GIVEN RECORDS:
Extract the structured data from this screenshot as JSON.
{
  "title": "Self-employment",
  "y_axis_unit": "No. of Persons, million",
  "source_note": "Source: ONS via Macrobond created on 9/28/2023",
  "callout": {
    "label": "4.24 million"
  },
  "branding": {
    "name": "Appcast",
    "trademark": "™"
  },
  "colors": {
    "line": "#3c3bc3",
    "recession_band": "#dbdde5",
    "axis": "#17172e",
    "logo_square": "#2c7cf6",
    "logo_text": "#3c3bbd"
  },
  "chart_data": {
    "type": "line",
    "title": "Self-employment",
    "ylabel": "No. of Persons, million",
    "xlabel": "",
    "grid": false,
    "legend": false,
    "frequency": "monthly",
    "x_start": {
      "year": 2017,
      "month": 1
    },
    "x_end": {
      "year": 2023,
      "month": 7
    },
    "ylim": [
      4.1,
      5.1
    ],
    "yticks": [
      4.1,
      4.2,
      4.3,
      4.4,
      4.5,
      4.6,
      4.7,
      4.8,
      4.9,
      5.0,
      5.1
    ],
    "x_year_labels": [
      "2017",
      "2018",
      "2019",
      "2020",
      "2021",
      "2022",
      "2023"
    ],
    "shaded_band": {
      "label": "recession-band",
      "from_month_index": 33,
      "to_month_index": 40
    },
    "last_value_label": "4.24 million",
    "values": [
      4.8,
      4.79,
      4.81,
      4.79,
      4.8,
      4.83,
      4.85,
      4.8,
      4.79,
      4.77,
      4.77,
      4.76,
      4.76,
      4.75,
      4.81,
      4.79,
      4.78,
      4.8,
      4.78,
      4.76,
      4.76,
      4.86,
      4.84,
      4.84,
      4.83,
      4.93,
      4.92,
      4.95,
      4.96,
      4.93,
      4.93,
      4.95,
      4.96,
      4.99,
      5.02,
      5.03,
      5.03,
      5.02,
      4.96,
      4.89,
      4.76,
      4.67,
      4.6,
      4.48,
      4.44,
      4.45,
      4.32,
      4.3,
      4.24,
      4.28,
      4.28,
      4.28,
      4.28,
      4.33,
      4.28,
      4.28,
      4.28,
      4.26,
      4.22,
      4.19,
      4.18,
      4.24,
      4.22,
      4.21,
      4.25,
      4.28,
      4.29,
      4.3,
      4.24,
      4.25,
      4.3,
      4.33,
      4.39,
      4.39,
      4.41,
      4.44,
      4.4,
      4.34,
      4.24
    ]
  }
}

--

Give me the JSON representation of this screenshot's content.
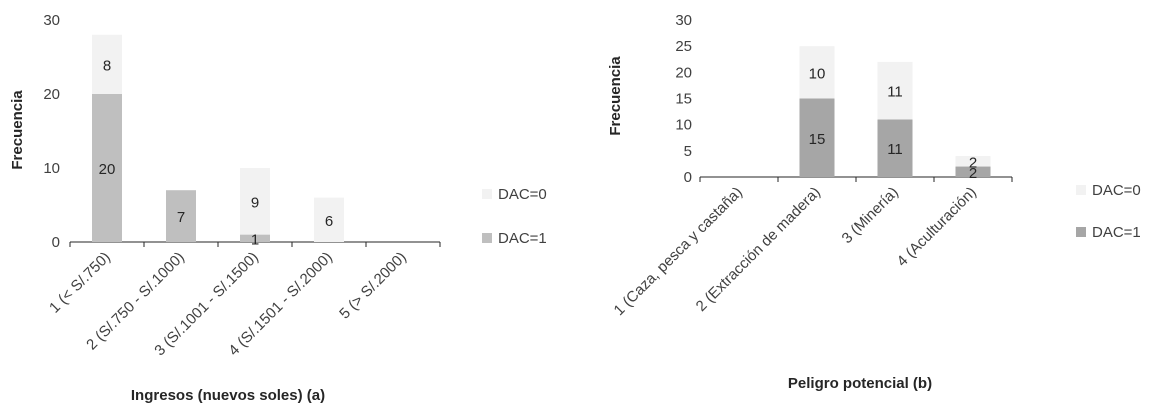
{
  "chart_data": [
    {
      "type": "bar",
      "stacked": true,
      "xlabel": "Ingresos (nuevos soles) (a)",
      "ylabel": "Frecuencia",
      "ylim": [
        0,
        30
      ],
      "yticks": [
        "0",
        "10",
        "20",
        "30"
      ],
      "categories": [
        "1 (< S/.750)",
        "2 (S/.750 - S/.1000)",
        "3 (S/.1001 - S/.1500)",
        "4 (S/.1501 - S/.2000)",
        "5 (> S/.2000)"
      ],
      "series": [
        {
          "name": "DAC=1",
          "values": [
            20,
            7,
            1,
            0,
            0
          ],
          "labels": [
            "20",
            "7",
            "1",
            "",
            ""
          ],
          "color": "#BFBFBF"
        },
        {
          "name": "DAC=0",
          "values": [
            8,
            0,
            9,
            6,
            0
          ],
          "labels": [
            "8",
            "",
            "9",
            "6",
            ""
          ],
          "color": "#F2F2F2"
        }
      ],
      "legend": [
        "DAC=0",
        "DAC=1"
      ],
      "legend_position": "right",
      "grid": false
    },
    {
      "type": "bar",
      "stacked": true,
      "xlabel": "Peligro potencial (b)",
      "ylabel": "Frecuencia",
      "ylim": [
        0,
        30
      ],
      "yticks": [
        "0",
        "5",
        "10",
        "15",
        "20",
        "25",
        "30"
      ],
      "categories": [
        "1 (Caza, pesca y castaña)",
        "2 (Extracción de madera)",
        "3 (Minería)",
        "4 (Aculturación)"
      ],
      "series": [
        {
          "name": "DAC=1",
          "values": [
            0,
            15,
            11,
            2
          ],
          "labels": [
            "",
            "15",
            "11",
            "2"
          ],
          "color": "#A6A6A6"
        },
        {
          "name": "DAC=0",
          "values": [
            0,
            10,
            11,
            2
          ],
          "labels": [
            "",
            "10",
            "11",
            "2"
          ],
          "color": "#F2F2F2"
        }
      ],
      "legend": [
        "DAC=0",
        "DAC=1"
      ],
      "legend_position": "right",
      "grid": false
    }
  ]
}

WHAT NEEDS TO BE DONE:
Copy all the lines above that hold the string "million".

WRITTEN REPLY:
  "y_axis_unit": "No. of Persons, million",
    "label": "4.24 million"
    "ylabel": "No. of Persons, million",
    "last_value_label": "4.24 million",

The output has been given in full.